» **Available data**:

START

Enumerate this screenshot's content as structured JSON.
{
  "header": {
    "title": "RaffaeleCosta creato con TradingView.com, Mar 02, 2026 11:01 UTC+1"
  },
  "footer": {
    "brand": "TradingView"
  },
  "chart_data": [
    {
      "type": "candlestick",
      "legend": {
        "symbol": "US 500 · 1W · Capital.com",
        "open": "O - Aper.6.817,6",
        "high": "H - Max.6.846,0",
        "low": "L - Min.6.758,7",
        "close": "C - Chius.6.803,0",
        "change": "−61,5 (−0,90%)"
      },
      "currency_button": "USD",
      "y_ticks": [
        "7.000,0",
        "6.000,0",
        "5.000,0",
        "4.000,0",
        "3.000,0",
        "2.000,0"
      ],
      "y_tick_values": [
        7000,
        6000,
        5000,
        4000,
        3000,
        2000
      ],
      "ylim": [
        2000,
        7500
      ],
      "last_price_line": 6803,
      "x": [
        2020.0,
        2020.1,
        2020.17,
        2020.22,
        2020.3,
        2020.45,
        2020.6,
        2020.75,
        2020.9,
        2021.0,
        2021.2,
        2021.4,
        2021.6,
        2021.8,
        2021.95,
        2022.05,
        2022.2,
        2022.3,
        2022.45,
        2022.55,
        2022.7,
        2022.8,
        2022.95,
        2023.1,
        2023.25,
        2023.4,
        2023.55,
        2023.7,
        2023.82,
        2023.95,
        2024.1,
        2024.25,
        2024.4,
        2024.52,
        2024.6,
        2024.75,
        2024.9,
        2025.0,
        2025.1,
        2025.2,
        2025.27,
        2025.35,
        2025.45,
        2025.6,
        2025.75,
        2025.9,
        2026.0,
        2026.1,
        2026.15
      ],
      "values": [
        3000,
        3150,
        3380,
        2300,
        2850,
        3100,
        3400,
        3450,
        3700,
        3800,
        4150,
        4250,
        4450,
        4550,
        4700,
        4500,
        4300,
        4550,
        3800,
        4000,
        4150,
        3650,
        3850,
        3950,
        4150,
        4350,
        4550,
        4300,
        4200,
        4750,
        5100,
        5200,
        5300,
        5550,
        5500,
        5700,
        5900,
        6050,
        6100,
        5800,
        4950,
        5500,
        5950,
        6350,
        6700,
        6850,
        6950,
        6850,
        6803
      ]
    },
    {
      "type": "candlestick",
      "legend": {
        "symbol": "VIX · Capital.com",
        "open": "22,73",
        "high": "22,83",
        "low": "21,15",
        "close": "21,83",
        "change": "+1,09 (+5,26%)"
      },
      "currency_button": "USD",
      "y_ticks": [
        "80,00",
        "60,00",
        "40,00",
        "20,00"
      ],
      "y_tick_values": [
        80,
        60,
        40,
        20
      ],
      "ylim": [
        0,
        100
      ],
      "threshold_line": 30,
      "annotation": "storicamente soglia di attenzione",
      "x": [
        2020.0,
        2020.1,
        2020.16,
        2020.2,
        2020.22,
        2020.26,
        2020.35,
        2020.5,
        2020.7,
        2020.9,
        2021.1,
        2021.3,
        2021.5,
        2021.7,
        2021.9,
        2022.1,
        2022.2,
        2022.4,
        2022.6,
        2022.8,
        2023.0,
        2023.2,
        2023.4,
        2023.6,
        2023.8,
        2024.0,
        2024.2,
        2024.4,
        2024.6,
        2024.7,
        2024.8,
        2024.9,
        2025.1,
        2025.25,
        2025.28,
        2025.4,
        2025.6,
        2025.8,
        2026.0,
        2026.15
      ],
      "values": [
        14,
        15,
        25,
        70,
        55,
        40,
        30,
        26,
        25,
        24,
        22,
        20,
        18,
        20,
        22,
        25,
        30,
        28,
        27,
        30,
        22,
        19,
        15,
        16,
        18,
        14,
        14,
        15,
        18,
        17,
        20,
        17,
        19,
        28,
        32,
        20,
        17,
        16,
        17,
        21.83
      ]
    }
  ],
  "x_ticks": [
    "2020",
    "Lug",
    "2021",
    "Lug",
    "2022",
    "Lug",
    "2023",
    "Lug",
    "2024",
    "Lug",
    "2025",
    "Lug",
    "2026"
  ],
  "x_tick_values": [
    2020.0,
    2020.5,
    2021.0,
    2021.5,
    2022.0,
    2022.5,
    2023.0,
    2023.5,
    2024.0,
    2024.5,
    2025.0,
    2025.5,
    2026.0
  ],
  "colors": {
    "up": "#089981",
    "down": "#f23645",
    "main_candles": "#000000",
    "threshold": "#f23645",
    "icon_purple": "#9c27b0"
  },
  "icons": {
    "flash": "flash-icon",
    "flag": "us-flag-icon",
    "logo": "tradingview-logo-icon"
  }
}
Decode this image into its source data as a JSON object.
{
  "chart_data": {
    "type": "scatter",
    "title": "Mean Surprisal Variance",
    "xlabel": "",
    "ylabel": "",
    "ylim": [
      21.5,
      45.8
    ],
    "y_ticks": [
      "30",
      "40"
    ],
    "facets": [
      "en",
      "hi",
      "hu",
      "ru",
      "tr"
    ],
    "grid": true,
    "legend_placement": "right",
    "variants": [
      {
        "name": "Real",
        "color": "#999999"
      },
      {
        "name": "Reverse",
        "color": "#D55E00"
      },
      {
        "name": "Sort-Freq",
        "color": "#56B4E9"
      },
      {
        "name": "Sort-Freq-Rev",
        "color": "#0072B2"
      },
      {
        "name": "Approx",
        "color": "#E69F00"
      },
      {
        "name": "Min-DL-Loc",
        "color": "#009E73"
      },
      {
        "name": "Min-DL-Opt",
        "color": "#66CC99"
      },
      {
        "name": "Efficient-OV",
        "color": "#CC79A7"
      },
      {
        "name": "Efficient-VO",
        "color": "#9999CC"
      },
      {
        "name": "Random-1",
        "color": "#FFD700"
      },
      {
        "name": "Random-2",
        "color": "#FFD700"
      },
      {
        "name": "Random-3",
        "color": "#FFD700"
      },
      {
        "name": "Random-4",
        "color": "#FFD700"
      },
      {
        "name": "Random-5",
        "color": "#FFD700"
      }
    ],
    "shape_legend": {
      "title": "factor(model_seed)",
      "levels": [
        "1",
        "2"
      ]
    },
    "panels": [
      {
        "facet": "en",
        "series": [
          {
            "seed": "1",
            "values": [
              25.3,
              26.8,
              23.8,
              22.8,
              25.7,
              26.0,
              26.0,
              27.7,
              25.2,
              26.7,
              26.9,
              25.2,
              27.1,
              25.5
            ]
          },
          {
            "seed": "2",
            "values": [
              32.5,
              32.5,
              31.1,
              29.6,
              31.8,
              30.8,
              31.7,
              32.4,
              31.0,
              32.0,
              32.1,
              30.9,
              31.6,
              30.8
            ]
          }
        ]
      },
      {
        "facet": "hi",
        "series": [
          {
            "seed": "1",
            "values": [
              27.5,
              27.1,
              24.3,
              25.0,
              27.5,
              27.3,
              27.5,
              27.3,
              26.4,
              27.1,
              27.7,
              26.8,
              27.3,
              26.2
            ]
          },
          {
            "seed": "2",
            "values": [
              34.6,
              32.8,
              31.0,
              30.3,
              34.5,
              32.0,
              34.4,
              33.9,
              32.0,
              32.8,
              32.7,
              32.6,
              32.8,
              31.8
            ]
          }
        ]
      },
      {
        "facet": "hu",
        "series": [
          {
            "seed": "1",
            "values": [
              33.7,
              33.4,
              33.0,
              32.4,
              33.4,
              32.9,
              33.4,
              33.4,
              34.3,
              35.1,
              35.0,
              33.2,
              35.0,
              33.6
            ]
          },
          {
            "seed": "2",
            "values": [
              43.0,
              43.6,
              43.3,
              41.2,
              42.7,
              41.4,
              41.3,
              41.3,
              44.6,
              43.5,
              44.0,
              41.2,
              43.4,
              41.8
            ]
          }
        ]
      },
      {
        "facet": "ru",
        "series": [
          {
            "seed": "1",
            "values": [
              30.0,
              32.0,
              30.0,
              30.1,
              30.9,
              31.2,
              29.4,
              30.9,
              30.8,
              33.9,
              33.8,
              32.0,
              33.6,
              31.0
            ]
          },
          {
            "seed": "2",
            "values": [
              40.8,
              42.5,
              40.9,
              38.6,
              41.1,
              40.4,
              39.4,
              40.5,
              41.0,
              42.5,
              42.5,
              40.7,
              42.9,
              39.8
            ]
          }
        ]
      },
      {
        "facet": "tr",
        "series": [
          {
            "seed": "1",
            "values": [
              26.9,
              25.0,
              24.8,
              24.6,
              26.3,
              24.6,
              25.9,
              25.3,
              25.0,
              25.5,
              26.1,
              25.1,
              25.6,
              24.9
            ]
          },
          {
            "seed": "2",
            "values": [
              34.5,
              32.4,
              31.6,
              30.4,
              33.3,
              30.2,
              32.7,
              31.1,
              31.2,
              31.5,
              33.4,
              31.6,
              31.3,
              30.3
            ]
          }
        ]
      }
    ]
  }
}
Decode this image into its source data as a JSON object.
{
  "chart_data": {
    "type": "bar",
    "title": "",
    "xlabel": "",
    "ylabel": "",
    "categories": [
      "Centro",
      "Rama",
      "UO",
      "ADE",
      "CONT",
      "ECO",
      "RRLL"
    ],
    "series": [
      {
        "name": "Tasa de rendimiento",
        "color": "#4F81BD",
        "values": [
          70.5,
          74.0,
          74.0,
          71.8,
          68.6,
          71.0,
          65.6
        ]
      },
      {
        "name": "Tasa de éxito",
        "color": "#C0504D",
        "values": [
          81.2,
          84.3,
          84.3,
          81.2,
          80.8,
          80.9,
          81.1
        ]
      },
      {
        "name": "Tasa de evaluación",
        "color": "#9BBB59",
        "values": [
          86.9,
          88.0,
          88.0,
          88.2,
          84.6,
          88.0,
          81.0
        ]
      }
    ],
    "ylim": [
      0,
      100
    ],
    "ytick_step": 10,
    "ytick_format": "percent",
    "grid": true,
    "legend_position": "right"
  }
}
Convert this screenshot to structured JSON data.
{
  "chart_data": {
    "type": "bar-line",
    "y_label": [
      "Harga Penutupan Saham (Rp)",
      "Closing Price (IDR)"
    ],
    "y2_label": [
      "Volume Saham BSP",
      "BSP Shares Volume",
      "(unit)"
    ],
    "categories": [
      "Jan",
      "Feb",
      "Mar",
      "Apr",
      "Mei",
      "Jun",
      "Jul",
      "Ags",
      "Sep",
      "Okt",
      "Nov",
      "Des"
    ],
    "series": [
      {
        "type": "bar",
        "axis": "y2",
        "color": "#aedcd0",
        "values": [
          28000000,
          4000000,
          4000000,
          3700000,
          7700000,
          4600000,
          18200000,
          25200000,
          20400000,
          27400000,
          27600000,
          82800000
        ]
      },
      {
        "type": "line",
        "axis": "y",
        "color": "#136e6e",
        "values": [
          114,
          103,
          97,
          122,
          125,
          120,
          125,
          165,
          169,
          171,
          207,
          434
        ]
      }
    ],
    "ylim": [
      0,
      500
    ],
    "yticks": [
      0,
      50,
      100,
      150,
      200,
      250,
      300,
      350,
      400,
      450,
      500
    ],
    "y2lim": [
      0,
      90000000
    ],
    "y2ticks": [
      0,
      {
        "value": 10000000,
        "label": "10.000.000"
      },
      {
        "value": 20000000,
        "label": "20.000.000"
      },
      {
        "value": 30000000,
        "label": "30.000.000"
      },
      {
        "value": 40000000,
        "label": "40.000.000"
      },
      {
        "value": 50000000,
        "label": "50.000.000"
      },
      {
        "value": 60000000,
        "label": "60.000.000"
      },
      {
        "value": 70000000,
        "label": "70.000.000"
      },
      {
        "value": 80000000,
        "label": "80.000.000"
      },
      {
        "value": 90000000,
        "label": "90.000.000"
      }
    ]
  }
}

END

» **Task instructions**: Copy each line above that contains the string "Efficient".

» **Problem solution**:
        "name": "Efficient-OV",
        "name": "Efficient-VO",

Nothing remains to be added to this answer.